WRITTEN PROBLEM: Report how many lines hold the word "划船声音引起鸥鹭飞起属于物理信息"; answer with the number alone.

DATASET EXTRACT:
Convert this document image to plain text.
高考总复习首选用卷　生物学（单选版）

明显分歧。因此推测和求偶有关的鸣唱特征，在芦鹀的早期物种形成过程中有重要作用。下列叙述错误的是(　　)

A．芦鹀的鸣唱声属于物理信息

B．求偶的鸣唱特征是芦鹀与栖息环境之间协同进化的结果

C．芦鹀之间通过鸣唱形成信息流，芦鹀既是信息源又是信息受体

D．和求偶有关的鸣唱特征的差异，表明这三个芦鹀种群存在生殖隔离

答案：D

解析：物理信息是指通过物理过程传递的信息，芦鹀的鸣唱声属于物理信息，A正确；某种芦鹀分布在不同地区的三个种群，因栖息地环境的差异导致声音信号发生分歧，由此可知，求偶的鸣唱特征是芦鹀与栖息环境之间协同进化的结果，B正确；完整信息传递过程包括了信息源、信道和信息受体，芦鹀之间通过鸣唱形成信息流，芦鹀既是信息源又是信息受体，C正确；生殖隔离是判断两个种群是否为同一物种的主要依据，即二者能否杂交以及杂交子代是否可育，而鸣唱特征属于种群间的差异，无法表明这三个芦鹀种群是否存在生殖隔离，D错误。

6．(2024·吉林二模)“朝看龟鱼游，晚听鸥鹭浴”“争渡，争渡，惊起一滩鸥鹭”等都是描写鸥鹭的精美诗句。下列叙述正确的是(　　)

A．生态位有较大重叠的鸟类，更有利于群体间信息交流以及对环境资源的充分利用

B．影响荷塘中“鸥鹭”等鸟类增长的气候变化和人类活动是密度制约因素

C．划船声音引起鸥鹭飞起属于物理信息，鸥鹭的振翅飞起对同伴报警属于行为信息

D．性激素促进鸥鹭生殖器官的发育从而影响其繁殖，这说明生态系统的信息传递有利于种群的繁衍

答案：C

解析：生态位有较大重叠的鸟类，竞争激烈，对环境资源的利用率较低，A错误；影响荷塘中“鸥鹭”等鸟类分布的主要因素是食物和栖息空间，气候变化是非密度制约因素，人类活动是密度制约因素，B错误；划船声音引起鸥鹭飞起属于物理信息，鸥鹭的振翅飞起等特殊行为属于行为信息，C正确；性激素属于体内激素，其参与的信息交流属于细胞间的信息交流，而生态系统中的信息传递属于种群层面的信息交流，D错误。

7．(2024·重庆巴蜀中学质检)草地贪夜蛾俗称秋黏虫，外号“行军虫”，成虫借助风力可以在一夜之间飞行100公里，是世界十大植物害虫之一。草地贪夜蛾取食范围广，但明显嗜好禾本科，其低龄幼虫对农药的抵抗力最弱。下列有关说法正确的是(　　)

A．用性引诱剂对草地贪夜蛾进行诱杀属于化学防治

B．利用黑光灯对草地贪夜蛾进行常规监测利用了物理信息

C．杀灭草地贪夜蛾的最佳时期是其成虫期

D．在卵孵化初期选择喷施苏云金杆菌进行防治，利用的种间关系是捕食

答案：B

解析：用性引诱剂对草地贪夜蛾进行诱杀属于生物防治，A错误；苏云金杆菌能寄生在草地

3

SOLUTION FOR THIS EXERCISE: 2